** Start of Extracted records **

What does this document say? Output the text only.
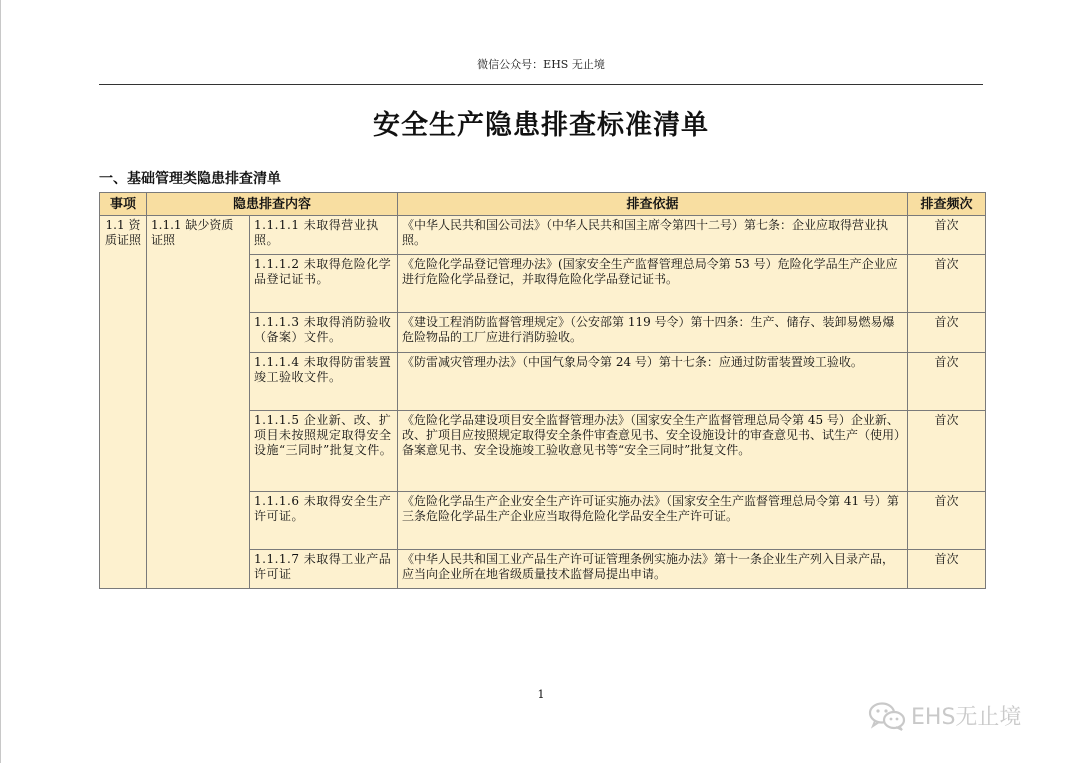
微信公众号：EHS 无止境
安全生产隐患排查标准清单
一、基础管理类隐患排查清单
事项	隐患排查内容		排查依据	排查频次
1.1 资质证照	1.1.1 缺少资质证照	1.1.1.1 未取得营业执照。	《中华人民共和国公司法》（中华人民共和国主席令第四十二号）第七条：企业应取得营业执照。	首次
		1.1.1.2 未取得危险化学品登记证书。	《危险化学品登记管理办法》(国家安全生产监督管理总局令第 53 号）危险化学品生产企业应进行危险化学品登记，并取得危险化学品登记证书。	首次
		1.1.1.3 未取得消防验收（备案）文件。	《建设工程消防监督管理规定》（公安部第 119 号令）第十四条：生产、储存、装卸易燃易爆危险物品的工厂应进行消防验收。	首次
		1.1.1.4 未取得防雷装置竣工验收文件。	《防雷减灾管理办法》（中国气象局令第 24 号）第十七条：应通过防雷装置竣工验收。	首次
		1.1.1.5 企业新、改、扩项目未按照规定取得安全设施“三同时”批复文件。	《危险化学品建设项目安全监督管理办法》（国家安全生产监督管理总局令第 45 号）企业新、改、扩项目应按照规定取得安全条件审查意见书、安全设施设计的审查意见书、试生产（使用）备案意见书、安全设施竣工验收意见书等“安全三同时”批复文件。	首次
		1.1.1.6 未取得安全生产许可证。	《危险化学品生产企业安全生产许可证实施办法》（国家安全生产监督管理总局令第 41 号）第三条危险化学品生产企业应当取得危险化学品安全生产许可证。	首次
		1.1.1.7 未取得工业产品许可证	《中华人民共和国工业产品生产许可证管理条例实施办法》第十一条企业生产列入目录产品，应当向企业所在地省级质量技术监督局提出申请。	首次
1
EHS无止境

** End of Extracted records **

*Task to carry out:* Every record above must be given again exactly; drop the pictures.

*Answer in full:*
What does this document say? Output the text only.
微信公众号：EHS 无止境
安全生产隐患排查标准清单
一、基础管理类隐患排查清单
事项	隐患排查内容		排查依据	排查频次
1.1 资质证照	1.1.1 缺少资质证照	1.1.1.1 未取得营业执照。	《中华人民共和国公司法》（中华人民共和国主席令第四十二号）第七条：企业应取得营业执照。	首次
		1.1.1.2 未取得危险化学品登记证书。	《危险化学品登记管理办法》(国家安全生产监督管理总局令第 53 号）危险化学品生产企业应进行危险化学品登记，并取得危险化学品登记证书。	首次
		1.1.1.3 未取得消防验收（备案）文件。	《建设工程消防监督管理规定》（公安部第 119 号令）第十四条：生产、储存、装卸易燃易爆危险物品的工厂应进行消防验收。	首次
		1.1.1.4 未取得防雷装置竣工验收文件。	《防雷减灾管理办法》（中国气象局令第 24 号）第十七条：应通过防雷装置竣工验收。	首次
		1.1.1.5 企业新、改、扩项目未按照规定取得安全设施“三同时”批复文件。	《危险化学品建设项目安全监督管理办法》（国家安全生产监督管理总局令第 45 号）企业新、改、扩项目应按照规定取得安全条件审查意见书、安全设施设计的审查意见书、试生产（使用）备案意见书、安全设施竣工验收意见书等“安全三同时”批复文件。	首次
		1.1.1.6 未取得安全生产许可证。	《危险化学品生产企业安全生产许可证实施办法》（国家安全生产监督管理总局令第 41 号）第三条危险化学品生产企业应当取得危险化学品安全生产许可证。	首次
		1.1.1.7 未取得工业产品许可证	《中华人民共和国工业产品生产许可证管理条例实施办法》第十一条企业生产列入目录产品，应当向企业所在地省级质量技术监督局提出申请。	首次
1
EHS无止境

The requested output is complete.